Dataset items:
○ ○ ○ ○ ○
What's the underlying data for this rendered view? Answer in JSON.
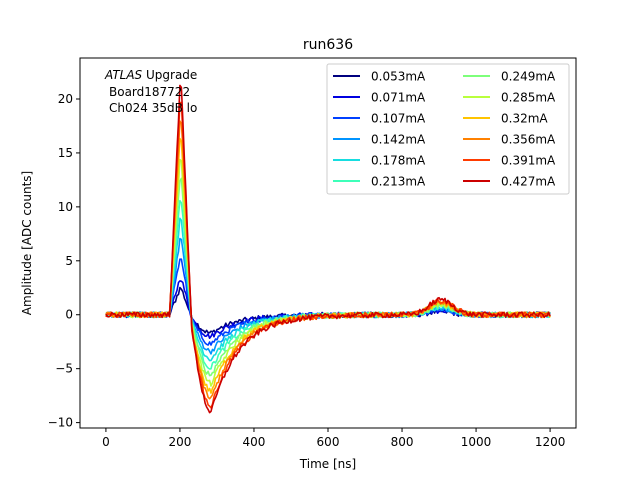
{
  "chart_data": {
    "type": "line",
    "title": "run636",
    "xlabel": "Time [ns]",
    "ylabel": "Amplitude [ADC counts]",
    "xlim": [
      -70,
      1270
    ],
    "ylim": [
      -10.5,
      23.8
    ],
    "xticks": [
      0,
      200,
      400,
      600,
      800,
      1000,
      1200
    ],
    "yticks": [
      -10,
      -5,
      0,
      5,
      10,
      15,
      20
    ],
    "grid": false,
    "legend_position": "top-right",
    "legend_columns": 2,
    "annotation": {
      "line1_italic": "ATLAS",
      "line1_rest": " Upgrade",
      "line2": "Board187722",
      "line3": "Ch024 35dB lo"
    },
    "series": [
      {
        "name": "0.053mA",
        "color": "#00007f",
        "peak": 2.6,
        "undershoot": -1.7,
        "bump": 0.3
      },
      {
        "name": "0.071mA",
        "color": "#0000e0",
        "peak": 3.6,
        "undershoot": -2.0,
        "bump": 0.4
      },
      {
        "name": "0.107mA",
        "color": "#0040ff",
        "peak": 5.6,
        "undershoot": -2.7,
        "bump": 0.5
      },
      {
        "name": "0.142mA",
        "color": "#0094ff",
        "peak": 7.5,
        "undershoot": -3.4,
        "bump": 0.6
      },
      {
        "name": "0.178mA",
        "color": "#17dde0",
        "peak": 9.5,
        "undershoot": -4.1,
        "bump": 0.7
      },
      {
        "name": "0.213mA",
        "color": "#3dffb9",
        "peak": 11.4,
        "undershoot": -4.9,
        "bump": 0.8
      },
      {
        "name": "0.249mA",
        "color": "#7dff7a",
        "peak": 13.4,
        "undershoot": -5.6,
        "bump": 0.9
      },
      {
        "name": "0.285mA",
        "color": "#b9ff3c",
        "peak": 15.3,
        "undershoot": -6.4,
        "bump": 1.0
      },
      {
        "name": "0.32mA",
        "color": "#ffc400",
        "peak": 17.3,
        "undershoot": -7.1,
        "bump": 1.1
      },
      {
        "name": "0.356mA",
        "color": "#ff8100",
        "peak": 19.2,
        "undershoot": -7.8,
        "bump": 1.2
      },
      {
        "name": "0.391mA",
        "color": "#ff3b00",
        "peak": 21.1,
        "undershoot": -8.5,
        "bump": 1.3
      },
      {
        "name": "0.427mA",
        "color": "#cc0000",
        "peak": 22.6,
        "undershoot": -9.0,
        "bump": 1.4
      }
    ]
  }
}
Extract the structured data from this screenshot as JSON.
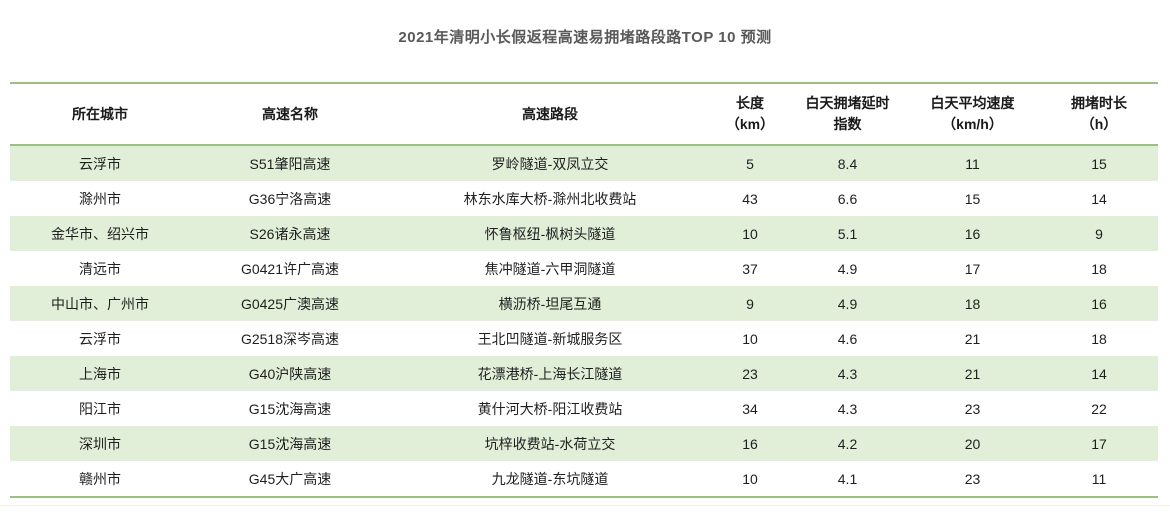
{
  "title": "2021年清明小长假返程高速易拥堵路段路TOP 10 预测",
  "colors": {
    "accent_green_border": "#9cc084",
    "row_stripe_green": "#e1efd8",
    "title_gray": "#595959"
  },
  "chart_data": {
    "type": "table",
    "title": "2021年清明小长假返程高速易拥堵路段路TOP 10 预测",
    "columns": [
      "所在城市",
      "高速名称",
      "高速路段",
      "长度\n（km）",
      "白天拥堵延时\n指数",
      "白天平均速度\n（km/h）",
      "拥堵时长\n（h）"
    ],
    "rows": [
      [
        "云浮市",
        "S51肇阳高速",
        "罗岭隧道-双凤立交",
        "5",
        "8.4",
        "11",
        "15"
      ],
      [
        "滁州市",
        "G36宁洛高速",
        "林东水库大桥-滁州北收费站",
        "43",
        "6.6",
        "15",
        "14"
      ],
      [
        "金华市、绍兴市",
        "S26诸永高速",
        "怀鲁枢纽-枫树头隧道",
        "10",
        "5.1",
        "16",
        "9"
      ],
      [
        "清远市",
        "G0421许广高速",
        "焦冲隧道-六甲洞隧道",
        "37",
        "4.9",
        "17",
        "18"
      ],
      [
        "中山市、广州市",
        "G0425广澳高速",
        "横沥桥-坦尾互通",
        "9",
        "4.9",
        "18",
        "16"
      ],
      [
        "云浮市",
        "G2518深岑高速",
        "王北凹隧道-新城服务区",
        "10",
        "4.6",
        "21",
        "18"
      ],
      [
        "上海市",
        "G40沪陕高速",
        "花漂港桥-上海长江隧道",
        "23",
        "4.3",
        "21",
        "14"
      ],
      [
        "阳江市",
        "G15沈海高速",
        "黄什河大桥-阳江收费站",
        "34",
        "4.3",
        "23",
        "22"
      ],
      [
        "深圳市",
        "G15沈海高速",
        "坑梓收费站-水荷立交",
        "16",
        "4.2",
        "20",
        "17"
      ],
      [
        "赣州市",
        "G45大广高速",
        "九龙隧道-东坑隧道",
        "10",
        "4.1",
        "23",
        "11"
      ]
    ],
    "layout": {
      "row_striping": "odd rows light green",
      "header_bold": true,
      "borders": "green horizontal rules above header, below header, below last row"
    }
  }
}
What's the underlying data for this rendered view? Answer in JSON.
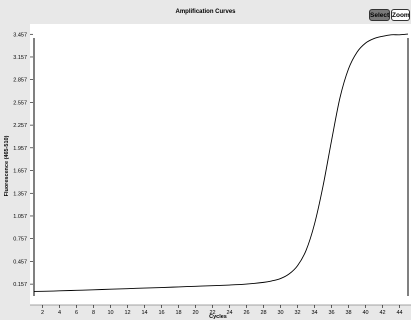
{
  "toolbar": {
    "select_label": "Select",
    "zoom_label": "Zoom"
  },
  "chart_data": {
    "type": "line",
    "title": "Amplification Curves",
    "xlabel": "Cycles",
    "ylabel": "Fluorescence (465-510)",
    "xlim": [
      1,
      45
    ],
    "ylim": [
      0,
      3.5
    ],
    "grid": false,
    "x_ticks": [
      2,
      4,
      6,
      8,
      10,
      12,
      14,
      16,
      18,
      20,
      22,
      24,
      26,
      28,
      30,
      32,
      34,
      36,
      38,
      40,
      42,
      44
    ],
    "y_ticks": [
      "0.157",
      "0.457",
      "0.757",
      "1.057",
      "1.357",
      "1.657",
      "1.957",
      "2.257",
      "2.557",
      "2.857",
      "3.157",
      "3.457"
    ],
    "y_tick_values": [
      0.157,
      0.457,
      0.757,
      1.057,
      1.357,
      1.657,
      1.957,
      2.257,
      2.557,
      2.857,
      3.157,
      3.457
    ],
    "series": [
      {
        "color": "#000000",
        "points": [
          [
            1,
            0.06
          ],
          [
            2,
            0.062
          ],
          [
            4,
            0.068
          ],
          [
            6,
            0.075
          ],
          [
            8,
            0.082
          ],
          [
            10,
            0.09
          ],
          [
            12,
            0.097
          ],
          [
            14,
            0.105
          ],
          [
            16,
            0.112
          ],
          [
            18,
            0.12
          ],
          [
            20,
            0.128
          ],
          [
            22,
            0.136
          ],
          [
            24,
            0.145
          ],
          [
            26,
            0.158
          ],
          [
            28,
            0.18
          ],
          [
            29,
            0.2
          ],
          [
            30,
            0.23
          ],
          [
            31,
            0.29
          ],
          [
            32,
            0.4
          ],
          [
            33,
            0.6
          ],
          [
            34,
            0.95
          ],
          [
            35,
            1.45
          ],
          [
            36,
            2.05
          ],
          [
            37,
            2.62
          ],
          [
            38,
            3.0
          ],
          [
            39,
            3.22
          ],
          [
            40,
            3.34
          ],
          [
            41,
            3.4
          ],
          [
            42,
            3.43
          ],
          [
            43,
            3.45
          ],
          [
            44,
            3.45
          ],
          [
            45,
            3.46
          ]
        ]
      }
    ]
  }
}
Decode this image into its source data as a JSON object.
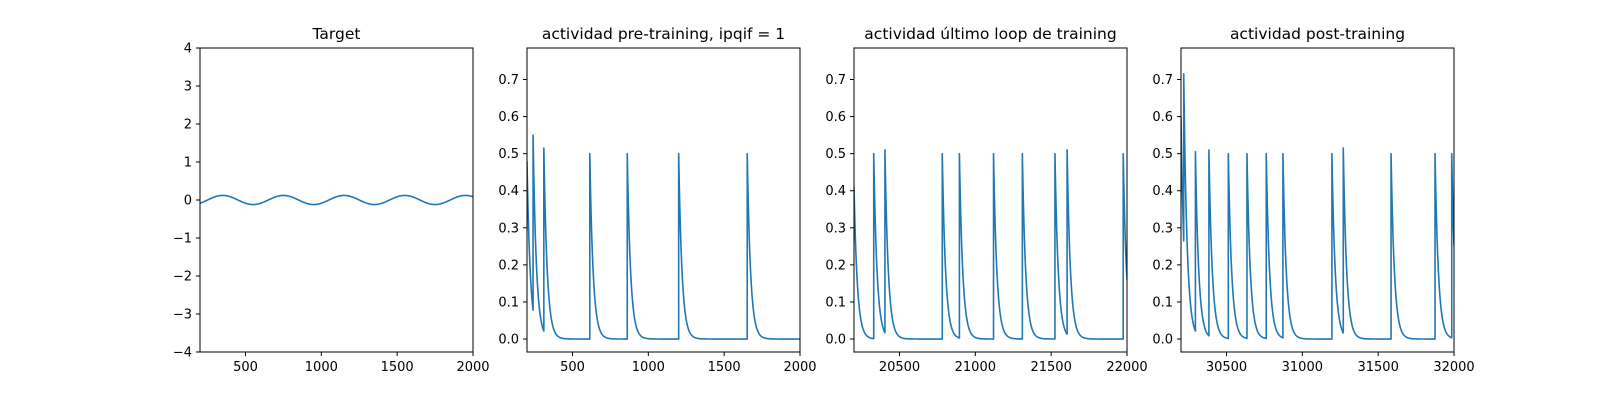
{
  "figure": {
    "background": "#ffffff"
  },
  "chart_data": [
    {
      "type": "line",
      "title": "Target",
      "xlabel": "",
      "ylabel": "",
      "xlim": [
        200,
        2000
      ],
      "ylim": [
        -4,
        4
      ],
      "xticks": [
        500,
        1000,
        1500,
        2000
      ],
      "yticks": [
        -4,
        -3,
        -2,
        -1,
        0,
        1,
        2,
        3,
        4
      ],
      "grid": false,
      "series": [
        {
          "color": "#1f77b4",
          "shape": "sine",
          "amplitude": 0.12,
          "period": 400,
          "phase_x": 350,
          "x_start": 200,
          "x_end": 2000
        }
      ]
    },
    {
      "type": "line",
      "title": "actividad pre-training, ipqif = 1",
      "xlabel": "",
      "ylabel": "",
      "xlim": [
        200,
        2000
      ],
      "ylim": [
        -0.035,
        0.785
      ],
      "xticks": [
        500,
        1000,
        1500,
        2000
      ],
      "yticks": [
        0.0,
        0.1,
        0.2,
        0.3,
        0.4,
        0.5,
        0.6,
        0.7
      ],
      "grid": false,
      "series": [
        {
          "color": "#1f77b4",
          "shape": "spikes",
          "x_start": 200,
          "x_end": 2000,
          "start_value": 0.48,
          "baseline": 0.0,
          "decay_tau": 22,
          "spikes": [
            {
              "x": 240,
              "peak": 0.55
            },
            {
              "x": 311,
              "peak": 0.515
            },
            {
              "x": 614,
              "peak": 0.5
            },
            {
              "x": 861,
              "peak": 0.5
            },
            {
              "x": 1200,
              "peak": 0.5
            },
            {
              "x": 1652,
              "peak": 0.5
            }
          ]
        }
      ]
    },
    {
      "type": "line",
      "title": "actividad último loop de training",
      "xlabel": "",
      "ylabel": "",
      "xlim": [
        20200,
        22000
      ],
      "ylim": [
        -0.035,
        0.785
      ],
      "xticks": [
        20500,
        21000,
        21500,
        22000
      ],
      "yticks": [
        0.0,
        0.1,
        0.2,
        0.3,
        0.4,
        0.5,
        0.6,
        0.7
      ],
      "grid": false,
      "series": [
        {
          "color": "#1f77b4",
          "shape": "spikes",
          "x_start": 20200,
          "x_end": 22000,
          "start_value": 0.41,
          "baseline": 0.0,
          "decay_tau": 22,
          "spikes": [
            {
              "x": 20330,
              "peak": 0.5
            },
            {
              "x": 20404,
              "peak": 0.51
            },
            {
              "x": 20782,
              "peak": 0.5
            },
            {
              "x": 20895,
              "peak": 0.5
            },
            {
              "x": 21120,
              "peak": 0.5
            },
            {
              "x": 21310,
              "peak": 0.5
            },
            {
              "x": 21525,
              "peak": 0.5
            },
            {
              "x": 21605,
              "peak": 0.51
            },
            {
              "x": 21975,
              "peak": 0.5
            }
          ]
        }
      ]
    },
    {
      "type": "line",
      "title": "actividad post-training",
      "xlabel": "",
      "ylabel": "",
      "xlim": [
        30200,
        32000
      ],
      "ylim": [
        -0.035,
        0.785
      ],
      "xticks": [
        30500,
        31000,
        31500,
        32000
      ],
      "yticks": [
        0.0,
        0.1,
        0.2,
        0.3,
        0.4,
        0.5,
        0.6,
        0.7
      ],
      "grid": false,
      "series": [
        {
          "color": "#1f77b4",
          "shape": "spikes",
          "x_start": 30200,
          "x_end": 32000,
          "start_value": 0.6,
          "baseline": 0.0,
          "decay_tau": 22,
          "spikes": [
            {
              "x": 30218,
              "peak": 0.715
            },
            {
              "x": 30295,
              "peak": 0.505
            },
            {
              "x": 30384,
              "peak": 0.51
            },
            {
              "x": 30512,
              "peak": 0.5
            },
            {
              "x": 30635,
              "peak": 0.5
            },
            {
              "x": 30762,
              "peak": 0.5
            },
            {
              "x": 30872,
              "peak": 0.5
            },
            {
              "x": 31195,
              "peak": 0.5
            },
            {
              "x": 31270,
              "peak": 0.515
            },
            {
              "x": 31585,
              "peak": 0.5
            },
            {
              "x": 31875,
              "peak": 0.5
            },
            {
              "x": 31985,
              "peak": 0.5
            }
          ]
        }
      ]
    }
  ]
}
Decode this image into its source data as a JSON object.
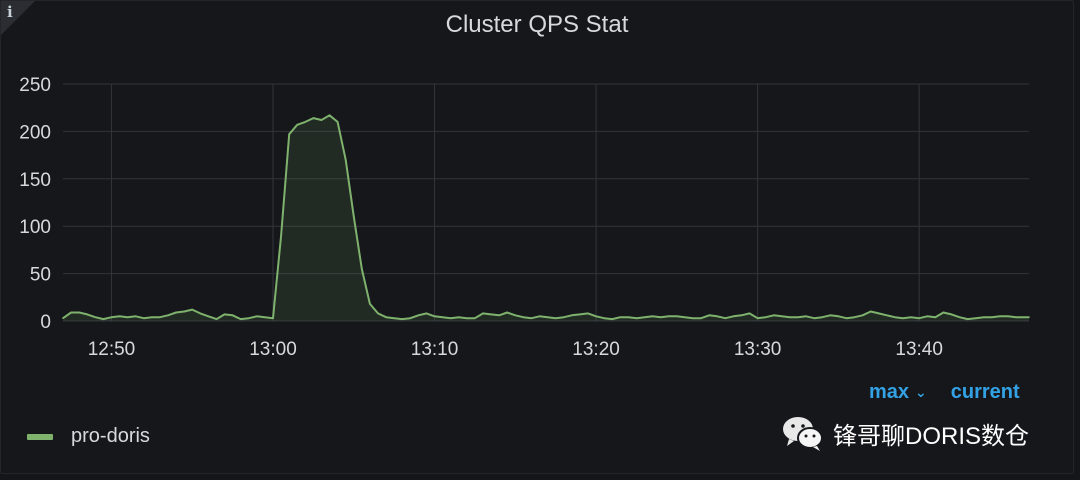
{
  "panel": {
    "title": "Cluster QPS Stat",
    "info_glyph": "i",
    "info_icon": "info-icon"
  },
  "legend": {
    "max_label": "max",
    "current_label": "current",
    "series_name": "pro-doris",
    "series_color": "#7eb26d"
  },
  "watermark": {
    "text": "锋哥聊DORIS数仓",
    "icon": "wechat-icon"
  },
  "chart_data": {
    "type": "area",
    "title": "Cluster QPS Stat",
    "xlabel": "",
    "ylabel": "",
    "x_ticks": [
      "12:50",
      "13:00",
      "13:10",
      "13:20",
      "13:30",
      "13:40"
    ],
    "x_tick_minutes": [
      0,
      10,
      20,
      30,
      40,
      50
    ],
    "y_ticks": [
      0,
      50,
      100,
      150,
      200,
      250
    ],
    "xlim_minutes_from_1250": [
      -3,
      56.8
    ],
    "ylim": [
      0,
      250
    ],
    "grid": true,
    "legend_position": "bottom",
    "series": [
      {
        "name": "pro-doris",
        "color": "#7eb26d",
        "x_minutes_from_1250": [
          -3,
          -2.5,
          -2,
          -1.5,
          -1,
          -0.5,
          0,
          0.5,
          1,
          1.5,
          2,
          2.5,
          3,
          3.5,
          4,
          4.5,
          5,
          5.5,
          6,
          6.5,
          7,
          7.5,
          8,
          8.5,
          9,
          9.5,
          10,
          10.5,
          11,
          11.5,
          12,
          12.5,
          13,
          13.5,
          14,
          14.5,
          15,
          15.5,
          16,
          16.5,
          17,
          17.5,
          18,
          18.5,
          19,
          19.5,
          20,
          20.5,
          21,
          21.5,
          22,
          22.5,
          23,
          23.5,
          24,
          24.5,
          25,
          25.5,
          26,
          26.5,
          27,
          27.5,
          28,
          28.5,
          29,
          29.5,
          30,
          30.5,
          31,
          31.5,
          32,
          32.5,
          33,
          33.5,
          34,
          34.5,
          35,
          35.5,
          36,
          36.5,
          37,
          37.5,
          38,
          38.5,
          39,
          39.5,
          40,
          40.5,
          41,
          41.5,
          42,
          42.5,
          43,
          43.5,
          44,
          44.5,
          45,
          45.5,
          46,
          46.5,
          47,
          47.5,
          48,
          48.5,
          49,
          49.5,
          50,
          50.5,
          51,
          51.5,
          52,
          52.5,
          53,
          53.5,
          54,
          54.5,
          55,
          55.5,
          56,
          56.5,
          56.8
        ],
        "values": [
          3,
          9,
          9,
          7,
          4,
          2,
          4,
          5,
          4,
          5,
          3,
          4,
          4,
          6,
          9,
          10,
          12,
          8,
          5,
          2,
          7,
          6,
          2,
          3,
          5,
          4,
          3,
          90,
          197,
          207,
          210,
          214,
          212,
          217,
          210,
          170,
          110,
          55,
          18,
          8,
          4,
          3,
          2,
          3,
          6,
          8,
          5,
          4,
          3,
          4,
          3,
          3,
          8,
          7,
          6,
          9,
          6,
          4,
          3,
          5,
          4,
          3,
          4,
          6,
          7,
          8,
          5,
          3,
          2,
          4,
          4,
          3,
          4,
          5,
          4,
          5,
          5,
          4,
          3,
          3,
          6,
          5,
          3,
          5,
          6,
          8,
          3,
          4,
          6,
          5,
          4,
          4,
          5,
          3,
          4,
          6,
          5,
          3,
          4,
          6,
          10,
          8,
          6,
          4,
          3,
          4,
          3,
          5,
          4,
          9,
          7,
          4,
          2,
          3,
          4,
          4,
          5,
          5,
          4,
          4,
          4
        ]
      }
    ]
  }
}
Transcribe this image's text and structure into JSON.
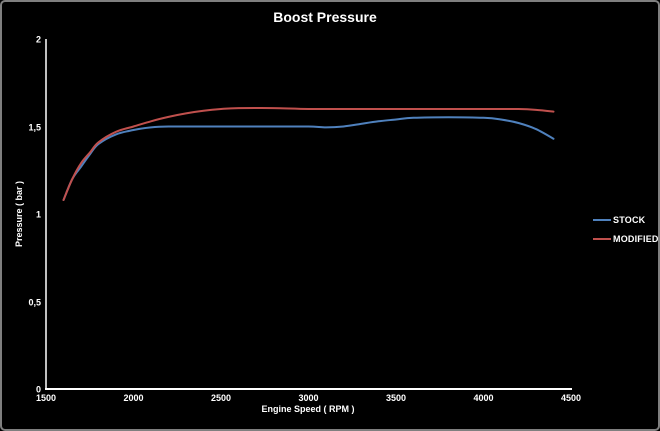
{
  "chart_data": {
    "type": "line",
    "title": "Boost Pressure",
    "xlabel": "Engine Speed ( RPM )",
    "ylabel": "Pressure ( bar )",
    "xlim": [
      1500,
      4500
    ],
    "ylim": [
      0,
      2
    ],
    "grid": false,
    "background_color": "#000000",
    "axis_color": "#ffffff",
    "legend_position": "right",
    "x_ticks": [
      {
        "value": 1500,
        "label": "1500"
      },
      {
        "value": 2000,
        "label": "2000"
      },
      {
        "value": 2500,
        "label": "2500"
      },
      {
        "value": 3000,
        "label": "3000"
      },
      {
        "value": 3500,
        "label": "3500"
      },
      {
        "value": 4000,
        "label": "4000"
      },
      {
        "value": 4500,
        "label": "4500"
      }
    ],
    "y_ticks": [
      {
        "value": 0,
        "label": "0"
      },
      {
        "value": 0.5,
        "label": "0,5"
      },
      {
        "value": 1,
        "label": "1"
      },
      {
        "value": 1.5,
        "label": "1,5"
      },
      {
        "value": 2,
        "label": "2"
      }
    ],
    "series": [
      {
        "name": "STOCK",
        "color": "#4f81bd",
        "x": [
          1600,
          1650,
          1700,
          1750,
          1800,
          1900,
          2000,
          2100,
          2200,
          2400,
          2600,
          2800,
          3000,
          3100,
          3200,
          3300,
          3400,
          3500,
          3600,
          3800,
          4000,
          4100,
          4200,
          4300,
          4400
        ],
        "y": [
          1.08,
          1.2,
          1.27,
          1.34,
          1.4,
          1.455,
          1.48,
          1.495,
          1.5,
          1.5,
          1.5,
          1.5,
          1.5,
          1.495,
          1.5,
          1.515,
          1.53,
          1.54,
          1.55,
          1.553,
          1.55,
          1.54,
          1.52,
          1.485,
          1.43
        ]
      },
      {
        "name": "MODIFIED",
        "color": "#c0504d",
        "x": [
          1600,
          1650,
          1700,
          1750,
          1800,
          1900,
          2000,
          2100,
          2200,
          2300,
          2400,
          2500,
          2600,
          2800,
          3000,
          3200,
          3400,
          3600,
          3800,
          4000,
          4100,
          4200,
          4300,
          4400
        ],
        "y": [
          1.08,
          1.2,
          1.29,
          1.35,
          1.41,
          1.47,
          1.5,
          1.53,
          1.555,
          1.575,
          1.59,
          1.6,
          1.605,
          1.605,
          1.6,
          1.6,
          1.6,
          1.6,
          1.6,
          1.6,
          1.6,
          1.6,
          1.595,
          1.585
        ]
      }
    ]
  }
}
○ ○ ○ ○ ○
Exercise description:
Search the listing above for the string "bump". Copy every line that contains it.

Result of this exercise:
        "bump": 0.3
        "bump": 0.4
        "bump": 0.5
        "bump": 0.6
        "bump": 0.7
        "bump": 0.8
        "bump": 0.9
        "bump": 1.0
        "bump": 1.1
        "bump": 1.2
        "bump": 1.3
        "bump": 1.4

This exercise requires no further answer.